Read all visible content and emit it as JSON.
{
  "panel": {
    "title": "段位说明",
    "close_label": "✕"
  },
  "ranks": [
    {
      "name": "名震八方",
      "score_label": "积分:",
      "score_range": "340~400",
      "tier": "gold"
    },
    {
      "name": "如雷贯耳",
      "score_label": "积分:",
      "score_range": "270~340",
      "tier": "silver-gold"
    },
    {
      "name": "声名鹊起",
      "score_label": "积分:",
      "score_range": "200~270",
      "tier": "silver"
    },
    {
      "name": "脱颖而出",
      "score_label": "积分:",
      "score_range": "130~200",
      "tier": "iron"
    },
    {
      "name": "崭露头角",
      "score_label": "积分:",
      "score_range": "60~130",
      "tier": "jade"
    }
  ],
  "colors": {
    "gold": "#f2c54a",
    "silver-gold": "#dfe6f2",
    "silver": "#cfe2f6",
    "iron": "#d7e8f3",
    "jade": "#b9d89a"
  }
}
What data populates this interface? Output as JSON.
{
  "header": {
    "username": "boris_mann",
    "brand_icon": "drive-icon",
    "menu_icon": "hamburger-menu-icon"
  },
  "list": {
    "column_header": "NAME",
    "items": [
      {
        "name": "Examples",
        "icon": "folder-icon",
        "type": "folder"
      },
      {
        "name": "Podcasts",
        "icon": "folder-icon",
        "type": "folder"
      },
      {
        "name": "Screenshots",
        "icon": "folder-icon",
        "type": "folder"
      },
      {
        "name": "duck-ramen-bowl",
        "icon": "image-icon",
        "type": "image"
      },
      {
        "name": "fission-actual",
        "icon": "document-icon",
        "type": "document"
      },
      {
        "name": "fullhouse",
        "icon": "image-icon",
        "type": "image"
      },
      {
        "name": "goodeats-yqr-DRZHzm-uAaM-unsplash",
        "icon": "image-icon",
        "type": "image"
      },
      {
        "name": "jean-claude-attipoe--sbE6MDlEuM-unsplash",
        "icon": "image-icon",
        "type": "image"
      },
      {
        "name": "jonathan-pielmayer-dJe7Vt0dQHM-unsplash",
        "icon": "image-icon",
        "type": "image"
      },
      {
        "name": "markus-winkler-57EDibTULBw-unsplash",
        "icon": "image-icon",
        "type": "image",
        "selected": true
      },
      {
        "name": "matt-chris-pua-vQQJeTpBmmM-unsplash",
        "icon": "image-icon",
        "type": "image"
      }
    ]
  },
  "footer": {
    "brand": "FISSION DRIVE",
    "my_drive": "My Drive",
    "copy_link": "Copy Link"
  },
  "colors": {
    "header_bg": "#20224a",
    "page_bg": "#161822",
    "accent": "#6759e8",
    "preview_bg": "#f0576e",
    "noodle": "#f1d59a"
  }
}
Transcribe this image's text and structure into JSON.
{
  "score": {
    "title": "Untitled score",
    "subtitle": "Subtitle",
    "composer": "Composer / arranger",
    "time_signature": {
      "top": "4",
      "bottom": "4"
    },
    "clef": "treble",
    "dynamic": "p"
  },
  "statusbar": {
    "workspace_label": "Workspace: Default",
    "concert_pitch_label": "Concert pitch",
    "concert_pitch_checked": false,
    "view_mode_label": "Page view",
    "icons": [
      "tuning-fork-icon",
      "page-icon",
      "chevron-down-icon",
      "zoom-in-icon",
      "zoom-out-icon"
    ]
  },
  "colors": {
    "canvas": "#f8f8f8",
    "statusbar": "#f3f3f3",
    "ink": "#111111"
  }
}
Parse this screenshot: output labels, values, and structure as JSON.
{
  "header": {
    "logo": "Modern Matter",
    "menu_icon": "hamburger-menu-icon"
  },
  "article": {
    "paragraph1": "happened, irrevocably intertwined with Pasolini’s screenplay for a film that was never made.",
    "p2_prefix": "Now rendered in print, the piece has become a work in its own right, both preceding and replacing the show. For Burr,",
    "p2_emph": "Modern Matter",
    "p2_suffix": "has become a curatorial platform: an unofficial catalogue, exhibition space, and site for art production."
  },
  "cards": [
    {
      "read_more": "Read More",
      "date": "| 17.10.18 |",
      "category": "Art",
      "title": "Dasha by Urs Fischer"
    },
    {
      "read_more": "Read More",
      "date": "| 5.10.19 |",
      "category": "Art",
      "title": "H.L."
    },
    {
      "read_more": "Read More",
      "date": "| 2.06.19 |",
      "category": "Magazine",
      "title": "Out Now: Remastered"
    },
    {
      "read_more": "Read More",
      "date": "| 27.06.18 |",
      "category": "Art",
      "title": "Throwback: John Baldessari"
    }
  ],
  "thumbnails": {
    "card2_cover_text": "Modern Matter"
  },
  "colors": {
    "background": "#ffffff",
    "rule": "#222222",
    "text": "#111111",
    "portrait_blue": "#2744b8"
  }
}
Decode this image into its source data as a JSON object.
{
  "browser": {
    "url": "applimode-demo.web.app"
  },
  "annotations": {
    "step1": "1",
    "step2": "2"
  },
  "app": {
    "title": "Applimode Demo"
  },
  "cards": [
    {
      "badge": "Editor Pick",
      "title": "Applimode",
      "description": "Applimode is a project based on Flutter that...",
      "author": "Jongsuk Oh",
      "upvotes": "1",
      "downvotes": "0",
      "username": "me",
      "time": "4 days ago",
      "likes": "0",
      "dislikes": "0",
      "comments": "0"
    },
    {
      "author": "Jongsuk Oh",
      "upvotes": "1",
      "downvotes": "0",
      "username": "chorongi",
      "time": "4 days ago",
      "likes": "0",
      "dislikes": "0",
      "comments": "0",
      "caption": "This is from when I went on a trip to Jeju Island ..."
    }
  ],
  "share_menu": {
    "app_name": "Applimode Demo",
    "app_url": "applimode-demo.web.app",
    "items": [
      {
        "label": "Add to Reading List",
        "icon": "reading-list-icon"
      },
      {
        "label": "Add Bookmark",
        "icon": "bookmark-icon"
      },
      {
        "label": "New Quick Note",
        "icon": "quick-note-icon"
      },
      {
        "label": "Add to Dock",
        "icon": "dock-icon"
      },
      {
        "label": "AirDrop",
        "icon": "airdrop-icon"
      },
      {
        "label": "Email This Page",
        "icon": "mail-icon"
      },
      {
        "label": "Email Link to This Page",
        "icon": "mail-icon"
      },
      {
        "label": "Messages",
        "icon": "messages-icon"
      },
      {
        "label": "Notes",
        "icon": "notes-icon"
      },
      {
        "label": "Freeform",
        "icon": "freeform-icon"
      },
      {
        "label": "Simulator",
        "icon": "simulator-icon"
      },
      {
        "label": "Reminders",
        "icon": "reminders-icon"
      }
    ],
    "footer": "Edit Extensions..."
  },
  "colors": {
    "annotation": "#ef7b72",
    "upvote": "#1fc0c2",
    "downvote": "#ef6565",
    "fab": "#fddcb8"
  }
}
****
**WHAT TO WORK ON:** Each line of the material should be echoed exactly.

**ANSWER TO THE EXERCISE:**
Read all visible content and emit it as JSON.
{
  "panel": {
    "title": "段位说明",
    "close_label": "✕"
  },
  "ranks": [
    {
      "name": "名震八方",
      "score_label": "积分:",
      "score_range": "340~400",
      "tier": "gold"
    },
    {
      "name": "如雷贯耳",
      "score_label": "积分:",
      "score_range": "270~340",
      "tier": "silver-gold"
    },
    {
      "name": "声名鹊起",
      "score_label": "积分:",
      "score_range": "200~270",
      "tier": "silver"
    },
    {
      "name": "脱颖而出",
      "score_label": "积分:",
      "score_range": "130~200",
      "tier": "iron"
    },
    {
      "name": "崭露头角",
      "score_label": "积分:",
      "score_range": "60~130",
      "tier": "jade"
    }
  ],
  "colors": {
    "gold": "#f2c54a",
    "silver-gold": "#dfe6f2",
    "silver": "#cfe2f6",
    "iron": "#d7e8f3",
    "jade": "#b9d89a"
  }
}
What data populates this interface? Output as JSON.
{
  "header": {
    "username": "boris_mann",
    "brand_icon": "drive-icon",
    "menu_icon": "hamburger-menu-icon"
  },
  "list": {
    "column_header": "NAME",
    "items": [
      {
        "name": "Examples",
        "icon": "folder-icon",
        "type": "folder"
      },
      {
        "name": "Podcasts",
        "icon": "folder-icon",
        "type": "folder"
      },
      {
        "name": "Screenshots",
        "icon": "folder-icon",
        "type": "folder"
      },
      {
        "name": "duck-ramen-bowl",
        "icon": "image-icon",
        "type": "image"
      },
      {
        "name": "fission-actual",
        "icon": "document-icon",
        "type": "document"
      },
      {
        "name": "fullhouse",
        "icon": "image-icon",
        "type": "image"
      },
      {
        "name": "goodeats-yqr-DRZHzm-uAaM-unsplash",
        "icon": "image-icon",
        "type": "image"
      },
      {
        "name": "jean-claude-attipoe--sbE6MDlEuM-unsplash",
        "icon": "image-icon",
        "type": "image"
      },
      {
        "name": "jonathan-pielmayer-dJe7Vt0dQHM-unsplash",
        "icon": "image-icon",
        "type": "image"
      },
      {
        "name": "markus-winkler-57EDibTULBw-unsplash",
        "icon": "image-icon",
        "type": "image",
        "selected": true
      },
      {
        "name": "matt-chris-pua-vQQJeTpBmmM-unsplash",
        "icon": "image-icon",
        "type": "image"
      }
    ]
  },
  "footer": {
    "brand": "FISSION DRIVE",
    "my_drive": "My Drive",
    "copy_link": "Copy Link"
  },
  "colors": {
    "header_bg": "#20224a",
    "page_bg": "#161822",
    "accent": "#6759e8",
    "preview_bg": "#f0576e",
    "noodle": "#f1d59a"
  }
}
Transcribe this image's text and structure into JSON.
{
  "score": {
    "title": "Untitled score",
    "subtitle": "Subtitle",
    "composer": "Composer / arranger",
    "time_signature": {
      "top": "4",
      "bottom": "4"
    },
    "clef": "treble",
    "dynamic": "p"
  },
  "statusbar": {
    "workspace_label": "Workspace: Default",
    "concert_pitch_label": "Concert pitch",
    "concert_pitch_checked": false,
    "view_mode_label": "Page view",
    "icons": [
      "tuning-fork-icon",
      "page-icon",
      "chevron-down-icon",
      "zoom-in-icon",
      "zoom-out-icon"
    ]
  },
  "colors": {
    "canvas": "#f8f8f8",
    "statusbar": "#f3f3f3",
    "ink": "#111111"
  }
}
Parse this screenshot: output labels, values, and structure as JSON.
{
  "header": {
    "logo": "Modern Matter",
    "menu_icon": "hamburger-menu-icon"
  },
  "article": {
    "paragraph1": "happened, irrevocably intertwined with Pasolini’s screenplay for a film that was never made.",
    "p2_prefix": "Now rendered in print, the piece has become a work in its own right, both preceding and replacing the show. For Burr,",
    "p2_emph": "Modern Matter",
    "p2_suffix": "has become a curatorial platform: an unofficial catalogue, exhibition space, and site for art production."
  },
  "cards": [
    {
      "read_more": "Read More",
      "date": "| 17.10.18 |",
      "category": "Art",
      "title": "Dasha by Urs Fischer"
    },
    {
      "read_more": "Read More",
      "date": "| 5.10.19 |",
      "category": "Art",
      "title": "H.L."
    },
    {
      "read_more": "Read More",
      "date": "| 2.06.19 |",
      "category": "Magazine",
      "title": "Out Now: Remastered"
    },
    {
      "read_more": "Read More",
      "date": "| 27.06.18 |",
      "category": "Art",
      "title": "Throwback: John Baldessari"
    }
  ],
  "thumbnails": {
    "card2_cover_text": "Modern Matter"
  },
  "colors": {
    "background": "#ffffff",
    "rule": "#222222",
    "text": "#111111",
    "portrait_blue": "#2744b8"
  }
}
Decode this image into its source data as a JSON object.
{
  "browser": {
    "url": "applimode-demo.web.app"
  },
  "annotations": {
    "step1": "1",
    "step2": "2"
  },
  "app": {
    "title": "Applimode Demo"
  },
  "cards": [
    {
      "badge": "Editor Pick",
      "title": "Applimode",
      "description": "Applimode is a project based on Flutter that...",
      "author": "Jongsuk Oh",
      "upvotes": "1",
      "downvotes": "0",
      "username": "me",
      "time": "4 days ago",
      "likes": "0",
      "dislikes": "0",
      "comments": "0"
    },
    {
      "author": "Jongsuk Oh",
      "upvotes": "1",
      "downvotes": "0",
      "username": "chorongi",
      "time": "4 days ago",
      "likes": "0",
      "dislikes": "0",
      "comments": "0",
      "caption": "This is from when I went on a trip to Jeju Island ..."
    }
  ],
  "share_menu": {
    "app_name": "Applimode Demo",
    "app_url": "applimode-demo.web.app",
    "items": [
      {
        "label": "Add to Reading List",
        "icon": "reading-list-icon"
      },
      {
        "label": "Add Bookmark",
        "icon": "bookmark-icon"
      },
      {
        "label": "New Quick Note",
        "icon": "quick-note-icon"
      },
      {
        "label": "Add to Dock",
        "icon": "dock-icon"
      },
      {
        "label": "AirDrop",
        "icon": "airdrop-icon"
      },
      {
        "label": "Email This Page",
        "icon": "mail-icon"
      },
      {
        "label": "Email Link to This Page",
        "icon": "mail-icon"
      },
      {
        "label": "Messages",
        "icon": "messages-icon"
      },
      {
        "label": "Notes",
        "icon": "notes-icon"
      },
      {
        "label": "Freeform",
        "icon": "freeform-icon"
      },
      {
        "label": "Simulator",
        "icon": "simulator-icon"
      },
      {
        "label": "Reminders",
        "icon": "reminders-icon"
      }
    ],
    "footer": "Edit Extensions..."
  },
  "colors": {
    "annotation": "#ef7b72",
    "upvote": "#1fc0c2",
    "downvote": "#ef6565",
    "fab": "#fddcb8"
  }
}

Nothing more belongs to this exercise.